» **What you should do**
Reproduce the lines of the material exactly, excluding every image.
Start Information supplied
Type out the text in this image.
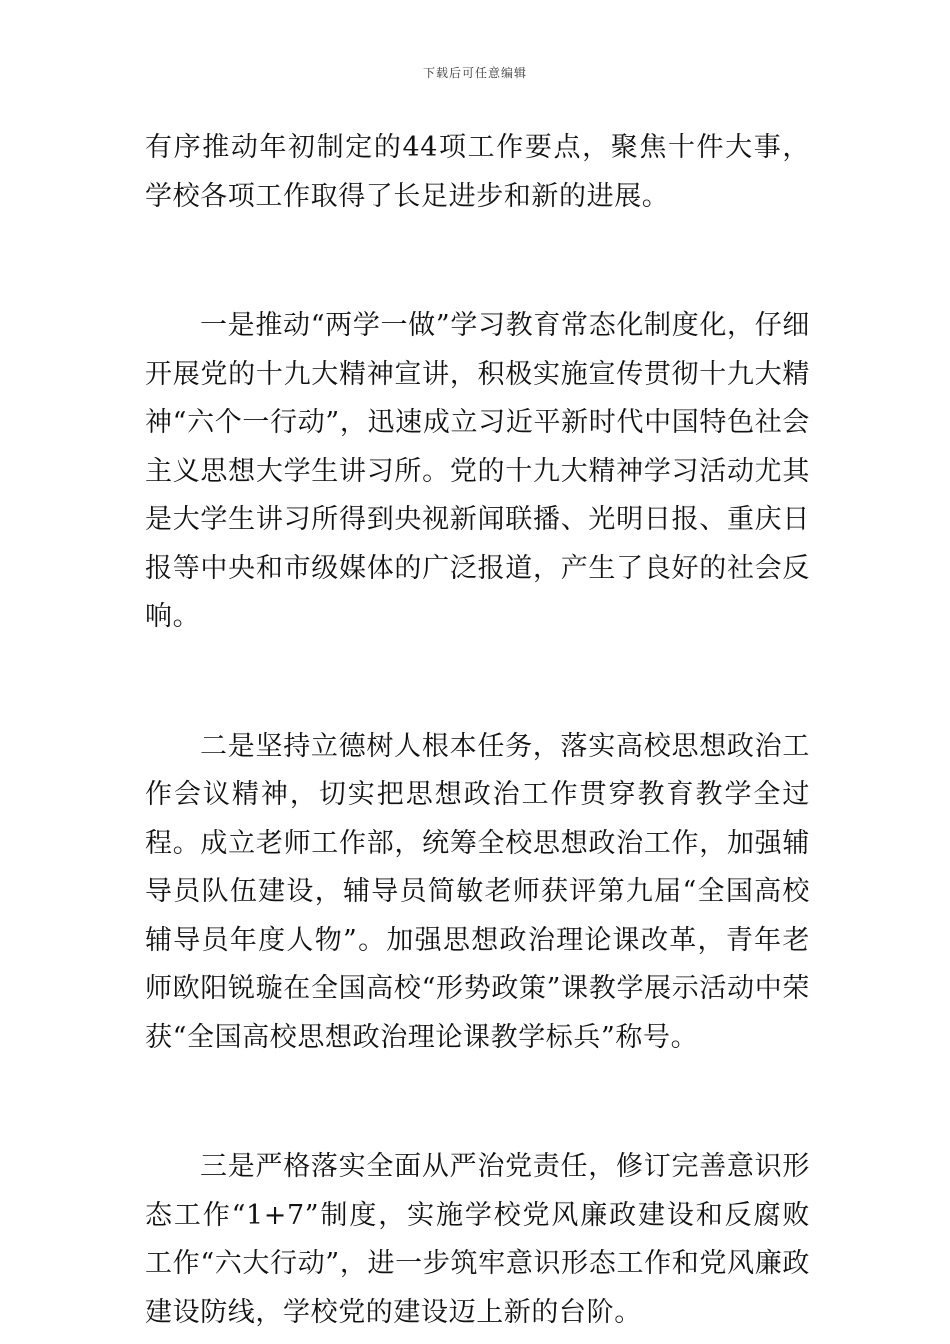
下载后可任意编辑

有序推动年初制定的44项工作要点，聚焦十件大事，学校各项工作取得了长足进步和新的进展。

一是推动“两学一做”学习教育常态化制度化，仔细开展党的十九大精神宣讲，积极实施宣传贯彻十九大精神“六个一行动”，迅速成立习近平新时代中国特色社会主义思想大学生讲习所。党的十九大精神学习活动尤其是大学生讲习所得到央视新闻联播、光明日报、重庆日报等中央和市级媒体的广泛报道，产生了良好的社会反响。

二是坚持立德树人根本任务，落实高校思想政治工作会议精神，切实把思想政治工作贯穿教育教学全过程。成立老师工作部，统筹全校思想政治工作，加强辅导员队伍建设，辅导员简敏老师获评第九届“全国高校辅导员年度人物”。加强思想政治理论课改革，青年老师欧阳锐璇在全国高校“形势政策”课教学展示活动中荣获“全国高校思想政治理论课教学标兵”称号。

三是严格落实全面从严治党责任，修订完善意识形态工作“1+7”制度，实施学校党风廉政建设和反腐败工作“六大行动”，进一步筑牢意识形态工作和党风廉政建设防线，学校党的建设迈上新的台阶。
End Information supplied
» **Correct response**
Type out the text in this image.
下载后可任意编辑

有序推动年初制定的44项工作要点，聚焦十件大事，学校各项工作取得了长足进步和新的进展。

一是推动“两学一做”学习教育常态化制度化，仔细开展党的十九大精神宣讲，积极实施宣传贯彻十九大精神“六个一行动”，迅速成立习近平新时代中国特色社会主义思想大学生讲习所。党的十九大精神学习活动尤其是大学生讲习所得到央视新闻联播、光明日报、重庆日报等中央和市级媒体的广泛报道，产生了良好的社会反响。

二是坚持立德树人根本任务，落实高校思想政治工作会议精神，切实把思想政治工作贯穿教育教学全过程。成立老师工作部，统筹全校思想政治工作，加强辅导员队伍建设，辅导员简敏老师获评第九届“全国高校辅导员年度人物”。加强思想政治理论课改革，青年老师欧阳锐璇在全国高校“形势政策”课教学展示活动中荣获“全国高校思想政治理论课教学标兵”称号。

三是严格落实全面从严治党责任，修订完善意识形态工作“1+7”制度，实施学校党风廉政建设和反腐败工作“六大行动”，进一步筑牢意识形态工作和党风廉政建设防线，学校党的建设迈上新的台阶。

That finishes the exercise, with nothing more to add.